• **Instruction**
Every line that holds "Speed" should be shown.

• **Working data**
--------------------------------------------------
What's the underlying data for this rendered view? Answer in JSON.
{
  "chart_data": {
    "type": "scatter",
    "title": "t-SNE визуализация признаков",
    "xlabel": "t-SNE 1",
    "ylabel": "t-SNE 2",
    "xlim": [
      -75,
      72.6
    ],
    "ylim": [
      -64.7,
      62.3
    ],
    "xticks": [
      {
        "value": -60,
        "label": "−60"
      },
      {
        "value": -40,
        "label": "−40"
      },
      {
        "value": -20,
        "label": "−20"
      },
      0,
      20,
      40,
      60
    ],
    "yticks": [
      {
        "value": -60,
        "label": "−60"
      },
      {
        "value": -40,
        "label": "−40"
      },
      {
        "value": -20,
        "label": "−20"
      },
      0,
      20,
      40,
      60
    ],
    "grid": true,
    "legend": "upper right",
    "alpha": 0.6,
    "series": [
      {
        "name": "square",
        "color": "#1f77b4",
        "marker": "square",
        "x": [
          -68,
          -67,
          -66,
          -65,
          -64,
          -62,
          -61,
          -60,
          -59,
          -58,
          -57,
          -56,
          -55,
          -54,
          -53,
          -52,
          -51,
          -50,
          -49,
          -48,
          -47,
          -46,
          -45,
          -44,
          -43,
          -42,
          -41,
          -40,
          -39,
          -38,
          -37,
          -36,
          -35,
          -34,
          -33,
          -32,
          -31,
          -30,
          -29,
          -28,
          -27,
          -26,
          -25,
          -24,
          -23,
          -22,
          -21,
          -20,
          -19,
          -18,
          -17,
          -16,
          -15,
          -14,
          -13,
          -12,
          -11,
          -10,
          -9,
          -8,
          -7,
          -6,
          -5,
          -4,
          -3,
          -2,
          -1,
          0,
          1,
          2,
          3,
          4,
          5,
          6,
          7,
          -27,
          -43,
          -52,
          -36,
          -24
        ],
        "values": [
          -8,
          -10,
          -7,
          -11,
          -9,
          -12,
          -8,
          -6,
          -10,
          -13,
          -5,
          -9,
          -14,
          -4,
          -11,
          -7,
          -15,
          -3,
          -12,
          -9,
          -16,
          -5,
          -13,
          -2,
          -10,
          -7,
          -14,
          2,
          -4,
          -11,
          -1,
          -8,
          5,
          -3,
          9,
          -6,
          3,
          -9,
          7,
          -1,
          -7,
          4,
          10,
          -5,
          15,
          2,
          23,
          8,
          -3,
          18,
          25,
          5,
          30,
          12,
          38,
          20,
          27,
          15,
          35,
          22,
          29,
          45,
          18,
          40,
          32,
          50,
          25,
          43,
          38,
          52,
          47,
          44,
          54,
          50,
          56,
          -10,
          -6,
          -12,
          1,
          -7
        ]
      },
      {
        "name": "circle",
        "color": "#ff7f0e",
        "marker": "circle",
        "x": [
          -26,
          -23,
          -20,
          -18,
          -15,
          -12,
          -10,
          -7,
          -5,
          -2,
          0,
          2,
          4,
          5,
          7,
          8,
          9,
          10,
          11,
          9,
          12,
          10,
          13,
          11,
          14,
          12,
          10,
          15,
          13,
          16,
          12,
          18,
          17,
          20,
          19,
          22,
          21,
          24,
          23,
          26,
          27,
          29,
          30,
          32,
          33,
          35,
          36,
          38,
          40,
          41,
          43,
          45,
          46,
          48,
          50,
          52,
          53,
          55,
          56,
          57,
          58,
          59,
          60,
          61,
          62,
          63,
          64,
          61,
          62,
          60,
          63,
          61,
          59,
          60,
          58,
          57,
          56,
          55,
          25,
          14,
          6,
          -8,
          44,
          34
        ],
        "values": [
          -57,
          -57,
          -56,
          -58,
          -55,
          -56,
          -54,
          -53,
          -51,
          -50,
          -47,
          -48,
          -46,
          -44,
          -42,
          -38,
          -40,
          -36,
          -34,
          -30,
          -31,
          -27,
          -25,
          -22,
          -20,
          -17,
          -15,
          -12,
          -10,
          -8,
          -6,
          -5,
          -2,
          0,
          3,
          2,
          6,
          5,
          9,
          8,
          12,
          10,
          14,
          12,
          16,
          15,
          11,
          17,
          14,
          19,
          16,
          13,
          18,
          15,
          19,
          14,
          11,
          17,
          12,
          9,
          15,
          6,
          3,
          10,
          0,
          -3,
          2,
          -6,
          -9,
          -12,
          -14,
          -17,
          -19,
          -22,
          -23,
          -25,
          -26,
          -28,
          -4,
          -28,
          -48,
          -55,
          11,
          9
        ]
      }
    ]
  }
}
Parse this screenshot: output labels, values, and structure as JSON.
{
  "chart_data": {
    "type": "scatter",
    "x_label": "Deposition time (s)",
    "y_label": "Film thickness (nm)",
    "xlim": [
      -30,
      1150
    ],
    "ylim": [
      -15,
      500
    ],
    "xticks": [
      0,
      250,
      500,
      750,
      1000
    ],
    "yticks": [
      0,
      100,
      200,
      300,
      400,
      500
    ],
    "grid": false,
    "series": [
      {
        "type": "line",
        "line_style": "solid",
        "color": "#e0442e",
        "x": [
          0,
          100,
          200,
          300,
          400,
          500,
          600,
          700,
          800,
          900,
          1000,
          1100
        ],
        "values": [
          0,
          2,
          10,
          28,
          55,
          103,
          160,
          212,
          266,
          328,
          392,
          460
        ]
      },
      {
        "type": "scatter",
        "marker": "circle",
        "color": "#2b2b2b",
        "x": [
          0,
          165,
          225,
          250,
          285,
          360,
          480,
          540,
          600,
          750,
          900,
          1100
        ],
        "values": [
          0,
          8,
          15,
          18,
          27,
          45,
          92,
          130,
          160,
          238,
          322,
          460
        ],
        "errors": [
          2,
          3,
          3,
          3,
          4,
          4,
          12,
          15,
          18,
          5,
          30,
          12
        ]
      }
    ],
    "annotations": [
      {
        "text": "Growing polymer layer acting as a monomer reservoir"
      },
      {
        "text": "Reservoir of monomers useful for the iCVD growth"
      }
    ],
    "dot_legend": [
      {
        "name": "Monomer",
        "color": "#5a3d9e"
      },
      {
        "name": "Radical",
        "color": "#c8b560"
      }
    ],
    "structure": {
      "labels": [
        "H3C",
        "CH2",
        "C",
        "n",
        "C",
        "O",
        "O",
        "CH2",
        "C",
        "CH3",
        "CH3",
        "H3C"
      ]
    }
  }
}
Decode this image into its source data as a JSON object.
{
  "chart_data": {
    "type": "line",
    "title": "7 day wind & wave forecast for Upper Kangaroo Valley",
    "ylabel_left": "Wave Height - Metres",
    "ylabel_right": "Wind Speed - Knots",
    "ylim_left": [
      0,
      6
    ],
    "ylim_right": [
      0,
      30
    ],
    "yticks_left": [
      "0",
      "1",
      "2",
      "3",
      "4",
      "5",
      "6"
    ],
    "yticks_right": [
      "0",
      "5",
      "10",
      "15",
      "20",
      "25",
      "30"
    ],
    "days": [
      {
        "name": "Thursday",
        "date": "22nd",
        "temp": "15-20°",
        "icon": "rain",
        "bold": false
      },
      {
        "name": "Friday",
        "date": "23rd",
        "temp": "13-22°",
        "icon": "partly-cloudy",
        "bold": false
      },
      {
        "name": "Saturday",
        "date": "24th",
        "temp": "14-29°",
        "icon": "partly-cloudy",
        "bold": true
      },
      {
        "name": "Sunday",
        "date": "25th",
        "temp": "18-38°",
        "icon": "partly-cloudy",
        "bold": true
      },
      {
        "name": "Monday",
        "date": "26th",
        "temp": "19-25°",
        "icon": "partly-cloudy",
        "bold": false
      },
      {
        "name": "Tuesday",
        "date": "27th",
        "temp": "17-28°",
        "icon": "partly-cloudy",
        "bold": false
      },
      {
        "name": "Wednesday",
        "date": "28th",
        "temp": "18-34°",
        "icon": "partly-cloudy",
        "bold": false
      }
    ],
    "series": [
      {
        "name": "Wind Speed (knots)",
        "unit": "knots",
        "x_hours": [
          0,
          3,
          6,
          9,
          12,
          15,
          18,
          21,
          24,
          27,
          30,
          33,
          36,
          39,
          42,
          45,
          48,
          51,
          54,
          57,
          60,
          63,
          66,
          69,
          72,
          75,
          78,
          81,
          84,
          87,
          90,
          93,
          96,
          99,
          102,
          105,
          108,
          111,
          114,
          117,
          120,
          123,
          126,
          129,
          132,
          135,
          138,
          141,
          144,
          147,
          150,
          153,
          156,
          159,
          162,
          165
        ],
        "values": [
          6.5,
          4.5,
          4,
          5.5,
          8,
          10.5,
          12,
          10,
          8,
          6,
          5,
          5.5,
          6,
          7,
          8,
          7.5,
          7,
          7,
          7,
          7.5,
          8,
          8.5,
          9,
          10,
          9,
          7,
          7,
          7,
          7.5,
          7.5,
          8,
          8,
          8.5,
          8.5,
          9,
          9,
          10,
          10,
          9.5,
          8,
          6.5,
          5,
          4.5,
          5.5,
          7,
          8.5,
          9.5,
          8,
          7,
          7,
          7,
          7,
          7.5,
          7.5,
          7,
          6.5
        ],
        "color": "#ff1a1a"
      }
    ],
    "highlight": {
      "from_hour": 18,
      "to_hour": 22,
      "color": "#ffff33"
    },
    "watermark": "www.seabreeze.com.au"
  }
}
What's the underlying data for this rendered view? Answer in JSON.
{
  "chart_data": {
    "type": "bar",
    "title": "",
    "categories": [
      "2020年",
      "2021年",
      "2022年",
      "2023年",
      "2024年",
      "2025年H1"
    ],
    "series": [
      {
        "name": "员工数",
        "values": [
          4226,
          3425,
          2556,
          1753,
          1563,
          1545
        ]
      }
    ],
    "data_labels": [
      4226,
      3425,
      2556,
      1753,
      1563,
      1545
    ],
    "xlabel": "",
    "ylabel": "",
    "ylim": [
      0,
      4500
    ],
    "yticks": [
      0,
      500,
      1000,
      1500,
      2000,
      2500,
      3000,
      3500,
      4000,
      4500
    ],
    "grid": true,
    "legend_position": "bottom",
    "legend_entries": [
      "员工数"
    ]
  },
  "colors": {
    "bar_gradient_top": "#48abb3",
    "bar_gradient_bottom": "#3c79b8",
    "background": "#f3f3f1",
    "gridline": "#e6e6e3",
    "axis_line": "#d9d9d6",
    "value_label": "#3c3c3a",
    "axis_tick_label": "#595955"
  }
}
--------------------------------------------------
• **The result**
    "ylabel_right": "Wind Speed - Knots",
        "name": "Wind Speed (knots)",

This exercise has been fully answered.